_What you have to do_: Pick out all lines in the listing holding the string "案例分析题" and copy them.

--- start of Extracted records ---

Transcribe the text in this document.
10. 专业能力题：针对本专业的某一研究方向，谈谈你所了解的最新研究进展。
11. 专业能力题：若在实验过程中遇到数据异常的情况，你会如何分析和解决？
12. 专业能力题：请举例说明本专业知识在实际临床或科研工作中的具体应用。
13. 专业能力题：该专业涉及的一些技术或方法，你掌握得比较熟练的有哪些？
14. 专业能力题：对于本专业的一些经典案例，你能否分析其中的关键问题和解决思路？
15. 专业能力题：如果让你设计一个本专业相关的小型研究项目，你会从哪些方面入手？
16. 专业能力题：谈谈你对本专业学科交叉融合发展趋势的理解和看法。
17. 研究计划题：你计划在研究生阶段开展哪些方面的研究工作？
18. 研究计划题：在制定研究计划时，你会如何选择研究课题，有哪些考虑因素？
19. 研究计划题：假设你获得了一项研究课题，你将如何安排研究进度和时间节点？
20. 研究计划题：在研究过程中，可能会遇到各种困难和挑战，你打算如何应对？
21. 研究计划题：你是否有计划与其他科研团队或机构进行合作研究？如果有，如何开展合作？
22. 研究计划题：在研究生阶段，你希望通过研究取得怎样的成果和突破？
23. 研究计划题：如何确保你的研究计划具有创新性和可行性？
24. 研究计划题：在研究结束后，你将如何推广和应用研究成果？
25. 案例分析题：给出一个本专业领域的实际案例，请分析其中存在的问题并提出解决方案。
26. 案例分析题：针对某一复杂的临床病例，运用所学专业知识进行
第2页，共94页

--- end of Extracted records ---

_Result of this task_:
25. 案例分析题：给出一个本专业领域的实际案例，请分析其中存在的问题并提出解决方案。
26. 案例分析题：针对某一复杂的临床病例，运用所学专业知识进行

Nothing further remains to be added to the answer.